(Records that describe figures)
• • • • •

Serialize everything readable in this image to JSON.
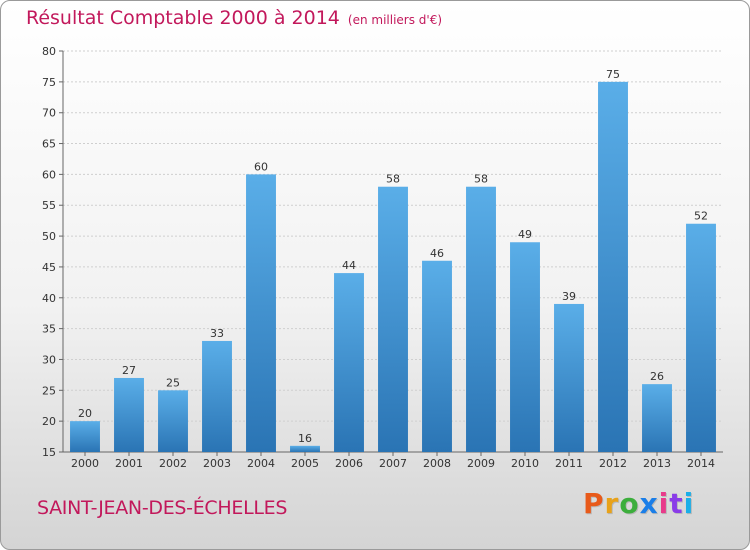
{
  "header": {
    "title": "Résultat Comptable 2000 à 2014",
    "subtitle": "(en milliers d'€)"
  },
  "footer": {
    "commune": "SAINT-JEAN-DES-ÉCHELLES",
    "logo": "Proxiti"
  },
  "colors": {
    "accent": "#c2185b",
    "bar_top": "#5aaee8",
    "bar_bottom": "#2a74b4",
    "logo_letters": [
      "#e85a1a",
      "#e8a21a",
      "#3cae3c",
      "#1a7ee8",
      "#e83a8a",
      "#8a3ce8",
      "#1aaee8"
    ]
  },
  "chart_data": {
    "type": "bar",
    "categories": [
      "2000",
      "2001",
      "2002",
      "2003",
      "2004",
      "2005",
      "2006",
      "2007",
      "2008",
      "2009",
      "2010",
      "2011",
      "2012",
      "2013",
      "2014"
    ],
    "values": [
      20,
      27,
      25,
      33,
      60,
      16,
      44,
      58,
      46,
      58,
      49,
      39,
      75,
      26,
      52
    ],
    "title": "Résultat Comptable 2000 à 2014",
    "ylim": [
      15,
      80
    ],
    "yticks": [
      15,
      20,
      25,
      30,
      35,
      40,
      45,
      50,
      55,
      60,
      65,
      70,
      75,
      80
    ],
    "grid": true,
    "legend": "none"
  }
}
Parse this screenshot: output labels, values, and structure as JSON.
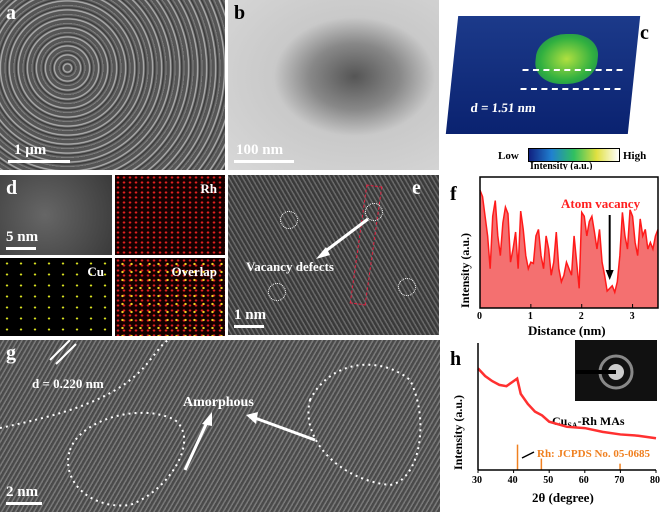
{
  "panels": {
    "a": {
      "label": "a",
      "scale": "1 μm"
    },
    "b": {
      "label": "b",
      "scale": "100 nm"
    },
    "c": {
      "label": "c",
      "distance": "d = 1.51 nm",
      "cbar_low": "Low",
      "cbar_high": "High",
      "cbar_title": "Intensity (a.u.)"
    },
    "d": {
      "label": "d",
      "scale": "5 nm",
      "rh": "Rh",
      "cu": "Cu",
      "overlap": "Overlap"
    },
    "e": {
      "label": "e",
      "scale": "1 nm",
      "annotation": "Vacancy defects"
    },
    "g": {
      "label": "g",
      "scale": "2 nm",
      "d_spacing": "d = 0.220 nm",
      "annotation": "Amorphous"
    },
    "f": {
      "label": "f"
    },
    "h": {
      "label": "h"
    }
  },
  "colors": {
    "profile": "#ff1a1a",
    "fill": "#f47070",
    "xrd": "#ff3030",
    "ref": "#f08020"
  },
  "chart_data": [
    {
      "type": "area",
      "title": "",
      "xlabel": "Distance (nm)",
      "ylabel": "Intensity (a.u.)",
      "xlim": [
        0,
        3.5
      ],
      "ylim": [
        0,
        1
      ],
      "xticks": [
        "0",
        "1",
        "2",
        "3"
      ],
      "annotation": "Atom vacancy",
      "vacancy_x": 2.55,
      "x": [
        0,
        0.05,
        0.1,
        0.15,
        0.2,
        0.25,
        0.3,
        0.35,
        0.4,
        0.45,
        0.5,
        0.55,
        0.6,
        0.65,
        0.7,
        0.75,
        0.8,
        0.85,
        0.9,
        0.95,
        1.0,
        1.05,
        1.1,
        1.15,
        1.2,
        1.25,
        1.3,
        1.35,
        1.4,
        1.45,
        1.5,
        1.55,
        1.6,
        1.65,
        1.7,
        1.75,
        1.8,
        1.85,
        1.9,
        1.95,
        2.0,
        2.05,
        2.1,
        2.15,
        2.2,
        2.25,
        2.3,
        2.35,
        2.4,
        2.45,
        2.5,
        2.55,
        2.6,
        2.65,
        2.7,
        2.75,
        2.8,
        2.85,
        2.9,
        2.95,
        3.0,
        3.05,
        3.1,
        3.15,
        3.2,
        3.25,
        3.3,
        3.35,
        3.4,
        3.45,
        3.5
      ],
      "y": [
        0.9,
        0.85,
        0.7,
        0.55,
        0.3,
        0.7,
        0.82,
        0.55,
        0.4,
        0.65,
        0.77,
        0.72,
        0.35,
        0.45,
        0.58,
        0.3,
        0.74,
        0.6,
        0.4,
        0.3,
        0.35,
        0.34,
        0.55,
        0.6,
        0.4,
        0.3,
        0.55,
        0.45,
        0.25,
        0.35,
        0.58,
        0.3,
        0.2,
        0.25,
        0.35,
        0.3,
        0.25,
        0.55,
        0.35,
        0.15,
        0.73,
        0.7,
        0.55,
        0.66,
        0.7,
        0.58,
        0.45,
        0.6,
        0.35,
        0.25,
        0.13,
        0.15,
        0.17,
        0.12,
        0.2,
        0.4,
        0.73,
        0.55,
        0.45,
        0.75,
        0.7,
        0.5,
        0.4,
        0.68,
        0.55,
        0.6,
        0.45,
        0.5,
        0.45,
        0.55,
        0.6
      ]
    },
    {
      "type": "line",
      "xlabel": "2θ (degree)",
      "ylabel": "Intensity (a.u.)",
      "xlim": [
        30,
        80
      ],
      "ylim": [
        0,
        1
      ],
      "xticks": [
        "30",
        "40",
        "50",
        "60",
        "70",
        "80"
      ],
      "series_label": "CuSA-Rh MAs",
      "series_label_main": "Cu",
      "series_label_sub": "SA",
      "series_label_rest": "-Rh MAs",
      "reference_label": "Rh: JCPDS No. 05-0685",
      "x": [
        30,
        32,
        34,
        36,
        38,
        40,
        41,
        42,
        44,
        46,
        48,
        50,
        55,
        60,
        65,
        70,
        75,
        80
      ],
      "y": [
        0.8,
        0.74,
        0.7,
        0.67,
        0.66,
        0.7,
        0.72,
        0.6,
        0.52,
        0.46,
        0.43,
        0.38,
        0.34,
        0.33,
        0.3,
        0.28,
        0.27,
        0.25
      ],
      "reference_peaks": [
        {
          "x": 41.1,
          "h": 0.2
        },
        {
          "x": 47.8,
          "h": 0.09
        },
        {
          "x": 69.9,
          "h": 0.05
        }
      ]
    }
  ]
}
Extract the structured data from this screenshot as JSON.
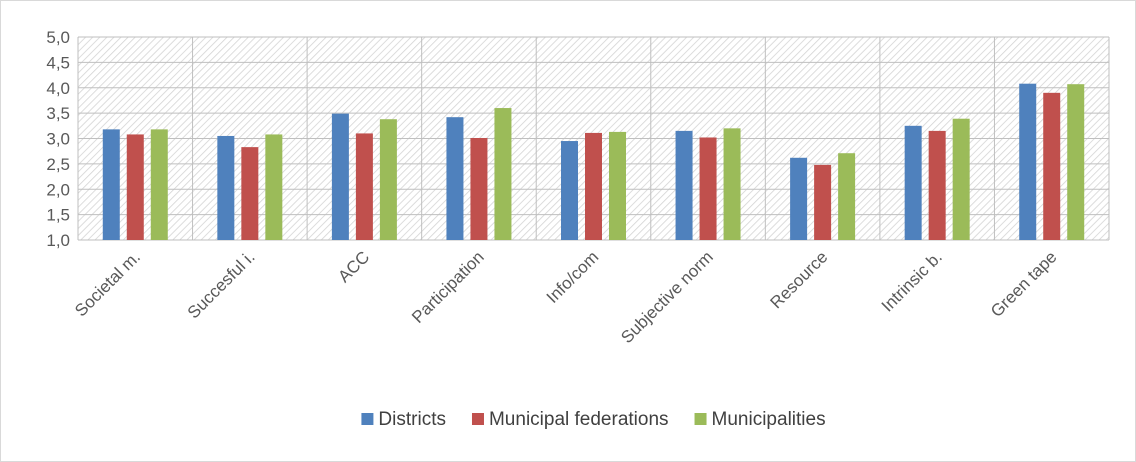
{
  "chart_data": {
    "type": "bar",
    "title": "",
    "xlabel": "",
    "ylabel": "",
    "ylim": [
      1.0,
      5.0
    ],
    "ytick_step": 0.5,
    "yticks": [
      "1,0",
      "1,5",
      "2,0",
      "2,5",
      "3,0",
      "3,5",
      "4,0",
      "4,5",
      "5,0"
    ],
    "grid": true,
    "legend_position": "bottom",
    "categories": [
      "Societal m.",
      "Succesful i.",
      "ACC",
      "Participation",
      "Info/com",
      "Subjective norm",
      "Resource",
      "Intrinsic b.",
      "Green tape"
    ],
    "series": [
      {
        "name": "Districts",
        "color": "#4f81bd",
        "values": [
          3.18,
          3.05,
          3.49,
          3.42,
          2.95,
          3.15,
          2.62,
          3.25,
          4.08
        ]
      },
      {
        "name": "Municipal federations",
        "color": "#c0504d",
        "values": [
          3.08,
          2.83,
          3.1,
          3.01,
          3.11,
          3.02,
          2.48,
          3.15,
          3.9
        ]
      },
      {
        "name": "Municipalities",
        "color": "#9bbb59",
        "values": [
          3.18,
          3.08,
          3.38,
          3.6,
          3.13,
          3.2,
          2.71,
          3.39,
          4.07
        ]
      }
    ]
  }
}
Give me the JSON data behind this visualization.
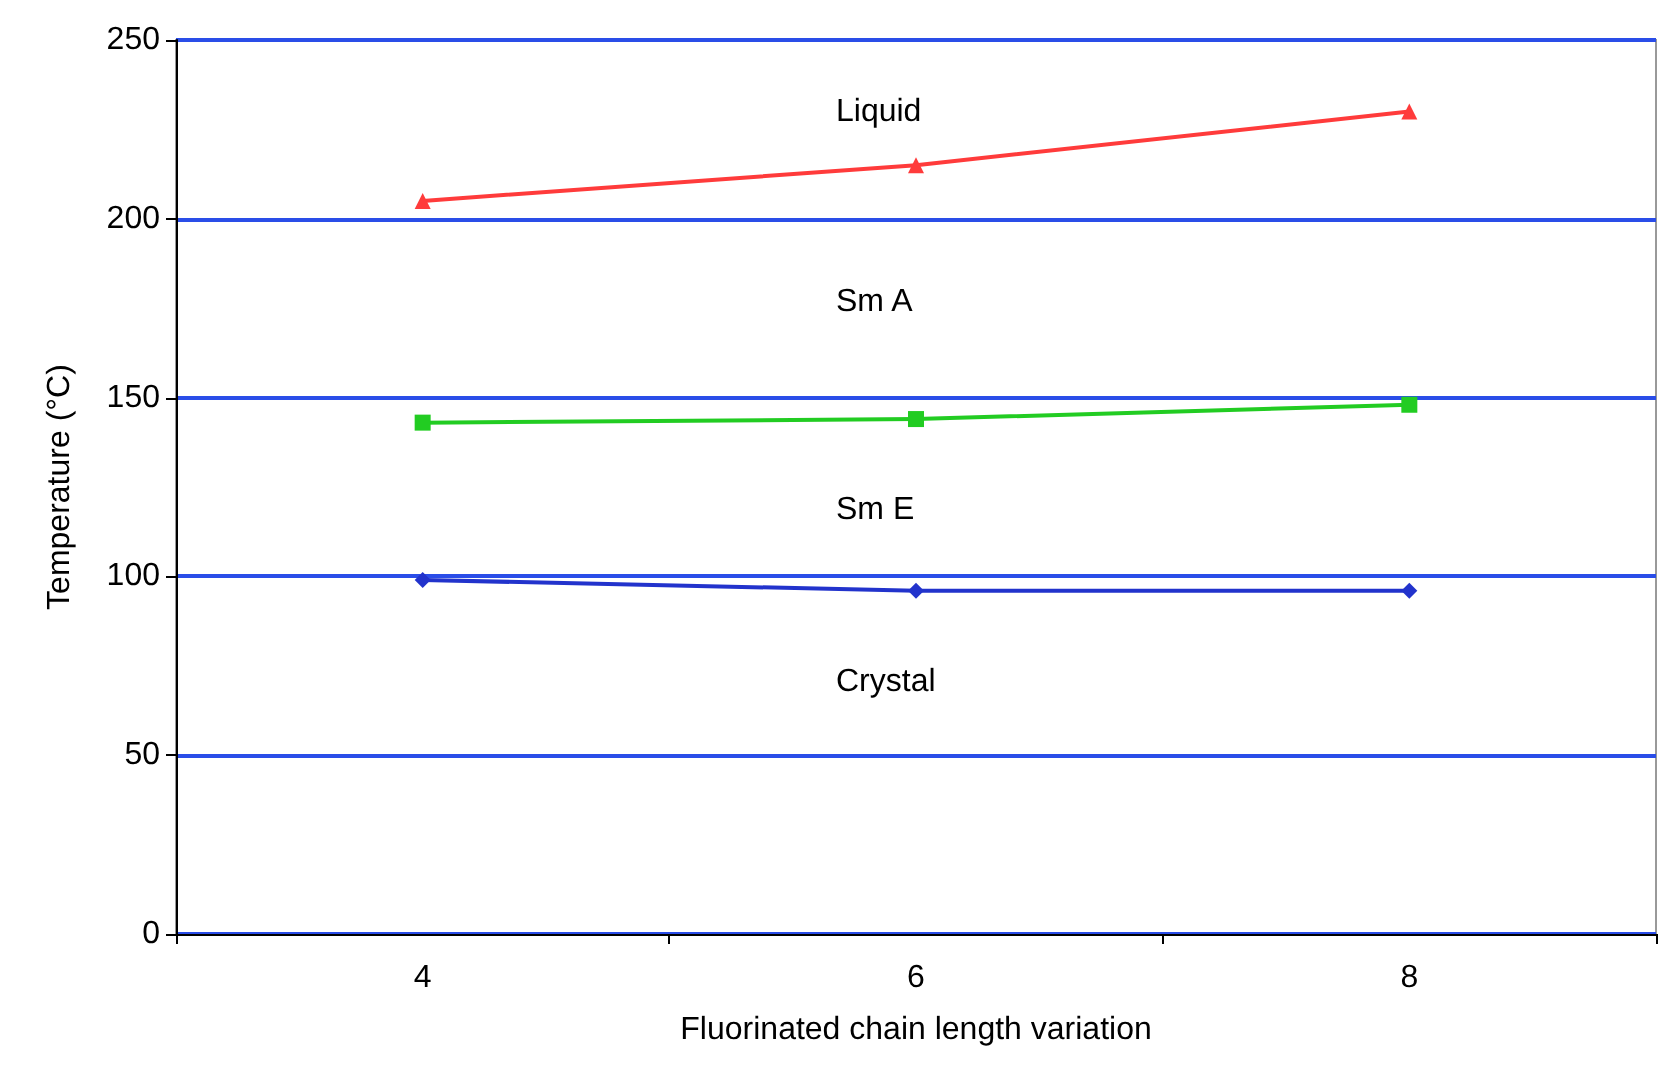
{
  "chart_data": {
    "type": "line",
    "xlabel": "Fluorinated chain length variation",
    "ylabel": "Temperature (°C)",
    "categories": [
      "4",
      "6",
      "8"
    ],
    "series": [
      {
        "color": "#ff3b3b",
        "marker": "triangle",
        "values": [
          205,
          215,
          230
        ]
      },
      {
        "color": "#22cc22",
        "marker": "square",
        "values": [
          143,
          144,
          148
        ]
      },
      {
        "color": "#2233cc",
        "marker": "diamond",
        "values": [
          99,
          96,
          96
        ]
      }
    ],
    "ylim": [
      0,
      250
    ],
    "yticks": [
      0,
      50,
      100,
      150,
      200,
      250
    ],
    "grid": "y",
    "annotations": [
      "Liquid",
      "Sm A",
      "Sm E",
      "Crystal"
    ]
  }
}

• • • • •

• _Stated problem_
Identify and copy lines that hold the string "marker".

• _Worked answer_
        "marker": "triangle",
        "marker": "square",
        "marker": "diamond",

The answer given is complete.